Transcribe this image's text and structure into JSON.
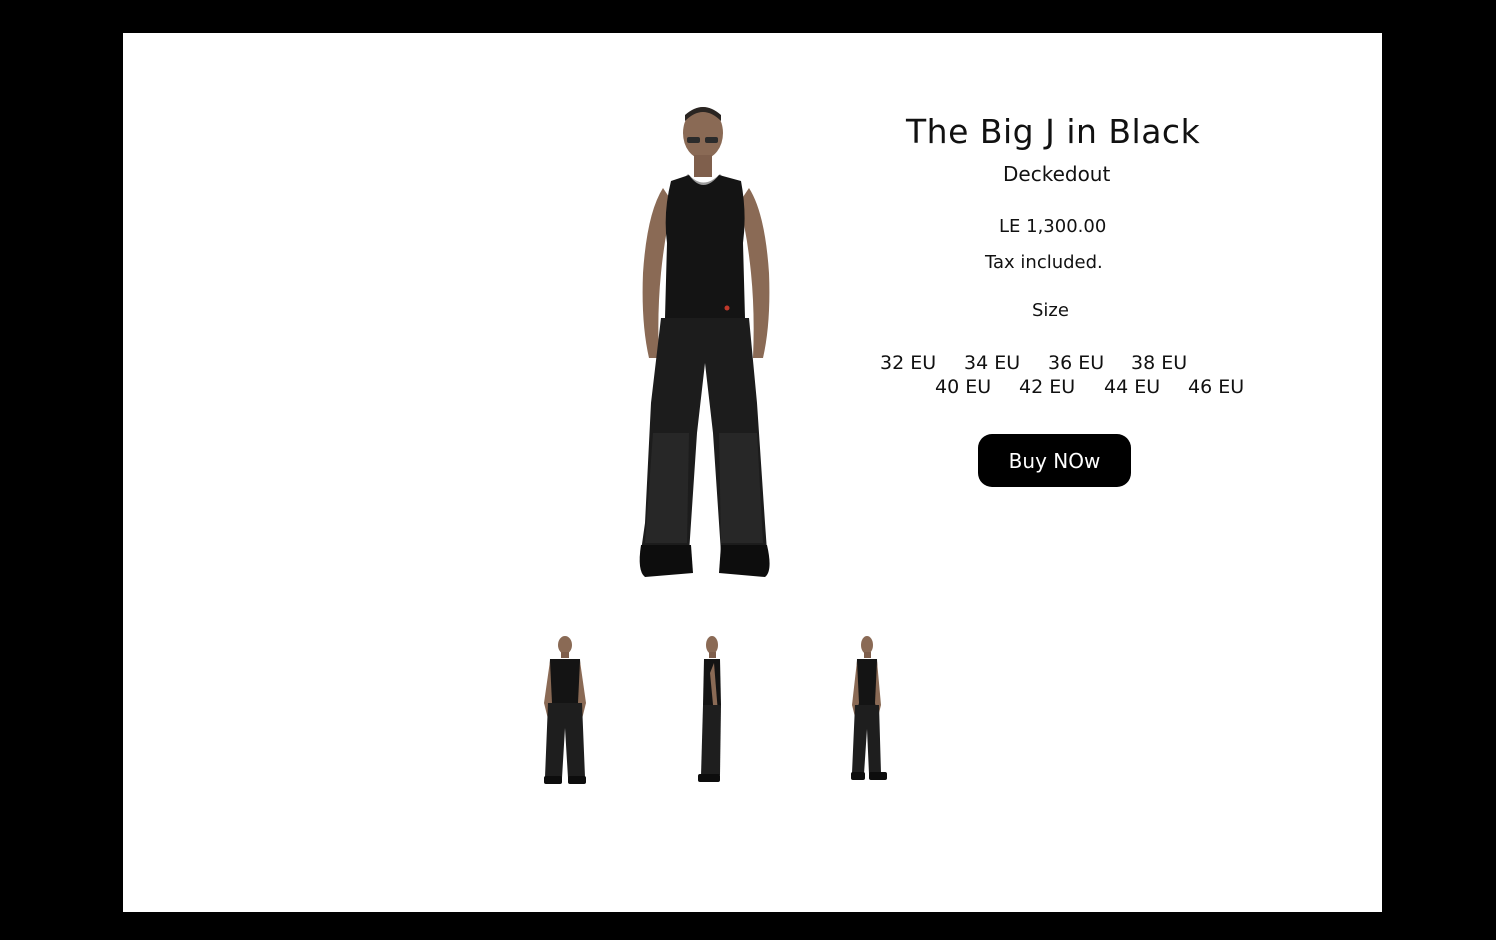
{
  "product": {
    "title": "The Big J in Black",
    "vendor": "Deckedout",
    "price": "LE 1,300.00",
    "tax_note": "Tax included.",
    "size_label": "Size",
    "sizes": [
      "32 EU",
      "34 EU",
      "36 EU",
      "38 EU",
      "40 EU",
      "42 EU",
      "44 EU",
      "46 EU"
    ],
    "buy_label": "Buy NOw"
  },
  "gallery": {
    "main_image": "model-front-view",
    "thumbnails": [
      "model-front-view",
      "model-side-view",
      "model-three-quarter-view"
    ]
  },
  "colors": {
    "background": "#000000",
    "panel": "#ffffff",
    "text": "#111111",
    "button": "#000000",
    "button_text": "#ffffff"
  }
}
========
◆ **Work to do**: Repeat all the records above exactly, leaving out any pictures.

◆ **Solution to this exercise**:
Transcribe this image's text and structure into JSON.
{
  "product": {
    "title": "The Big J in Black",
    "vendor": "Deckedout",
    "price": "LE 1,300.00",
    "tax_note": "Tax included.",
    "size_label": "Size",
    "sizes": [
      "32 EU",
      "34 EU",
      "36 EU",
      "38 EU",
      "40 EU",
      "42 EU",
      "44 EU",
      "46 EU"
    ],
    "buy_label": "Buy NOw"
  },
  "gallery": {
    "main_image": "model-front-view",
    "thumbnails": [
      "model-front-view",
      "model-side-view",
      "model-three-quarter-view"
    ]
  },
  "colors": {
    "background": "#000000",
    "panel": "#ffffff",
    "text": "#111111",
    "button": "#000000",
    "button_text": "#ffffff"
  }
}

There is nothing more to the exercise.